WORK INSTRUCTIONS ▸
All the data should be repeated exactly. Any image in it is left out.

(Dataset items)
⁂

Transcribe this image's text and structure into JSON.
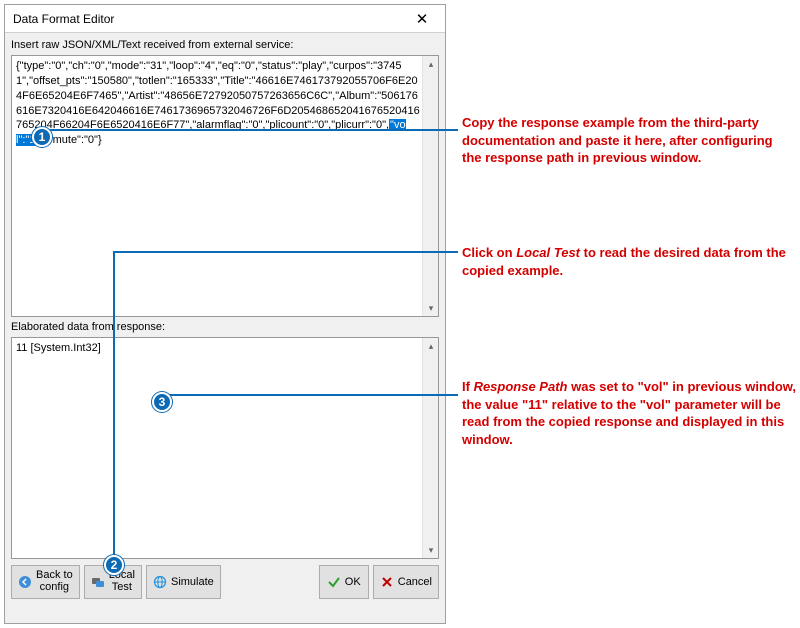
{
  "titlebar": {
    "title": "Data Format Editor"
  },
  "labels": {
    "raw": "Insert raw JSON/XML/Text received from external service:",
    "elaborated": "Elaborated data from response:"
  },
  "raw_textbox": {
    "pre_text": "{\"type\":\"0\",\"ch\":\"0\",\"mode\":\"31\",\"loop\":\"4\",\"eq\":\"0\",\"status\":\"play\",\"curpos\":\"37451\",\"offset_pts\":\"150580\",\"totlen\":\"165333\",\"Title\":\"46616E746173792055706F6E204F6E65204E6F7465\",\"Artist\":\"48656E72792050757263656C6C\",\"Album\":\"506176616E7320416E642046616E7461736965732046726F6D205468652041676520416765204F66204F6E6520416E6F77\",\"alarmflag\":\"0\",\"plicount\":\"0\",\"plicurr\":\"0\",",
    "selected_text": "\"vol\":\"11\"",
    "post_text": ",\"mute\":\"0\"}"
  },
  "elaborated_textbox": {
    "value": "11 [System.Int32]"
  },
  "buttons": {
    "back": {
      "line1": "Back to",
      "line2": "config"
    },
    "local_test": {
      "line1": "Local",
      "line2": "Test"
    },
    "simulate": "Simulate",
    "ok": "OK",
    "cancel": "Cancel"
  },
  "callouts": {
    "c1": {
      "num": "1",
      "text_parts": [
        "Copy the response example from the third-party documentation and paste it here, after configuring the response path in previous window."
      ]
    },
    "c2": {
      "num": "2",
      "text_pre": "Click on ",
      "text_italic": "Local Test",
      "text_post": " to read the desired data from the copied example."
    },
    "c3": {
      "num": "3",
      "text_pre": "If ",
      "text_italic": "Response Path",
      "text_post": " was set to \"vol\" in previous window, the value \"11\" relative to the \"vol\" parameter will be read from the copied response and displayed in this window."
    }
  }
}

⁂

TASK RESPONSE ▸
Transcribe this image's text and structure into JSON.
{
  "titlebar": {
    "title": "Data Format Editor"
  },
  "labels": {
    "raw": "Insert raw JSON/XML/Text received from external service:",
    "elaborated": "Elaborated data from response:"
  },
  "raw_textbox": {
    "pre_text": "{\"type\":\"0\",\"ch\":\"0\",\"mode\":\"31\",\"loop\":\"4\",\"eq\":\"0\",\"status\":\"play\",\"curpos\":\"37451\",\"offset_pts\":\"150580\",\"totlen\":\"165333\",\"Title\":\"46616E746173792055706F6E204F6E65204E6F7465\",\"Artist\":\"48656E72792050757263656C6C\",\"Album\":\"506176616E7320416E642046616E7461736965732046726F6D205468652041676520416765204F66204F6E6520416E6F77\",\"alarmflag\":\"0\",\"plicount\":\"0\",\"plicurr\":\"0\",",
    "selected_text": "\"vol\":\"11\"",
    "post_text": ",\"mute\":\"0\"}"
  },
  "elaborated_textbox": {
    "value": "11 [System.Int32]"
  },
  "buttons": {
    "back": {
      "line1": "Back to",
      "line2": "config"
    },
    "local_test": {
      "line1": "Local",
      "line2": "Test"
    },
    "simulate": "Simulate",
    "ok": "OK",
    "cancel": "Cancel"
  },
  "callouts": {
    "c1": {
      "num": "1",
      "text_parts": [
        "Copy the response example from the third-party documentation and paste it here, after configuring the response path in previous window."
      ]
    },
    "c2": {
      "num": "2",
      "text_pre": "Click on ",
      "text_italic": "Local Test",
      "text_post": " to read the desired data from the copied example."
    },
    "c3": {
      "num": "3",
      "text_pre": "If ",
      "text_italic": "Response Path",
      "text_post": " was set to \"vol\" in previous window, the value \"11\" relative to the \"vol\" parameter will be read from the copied response and displayed in this window."
    }
  }
}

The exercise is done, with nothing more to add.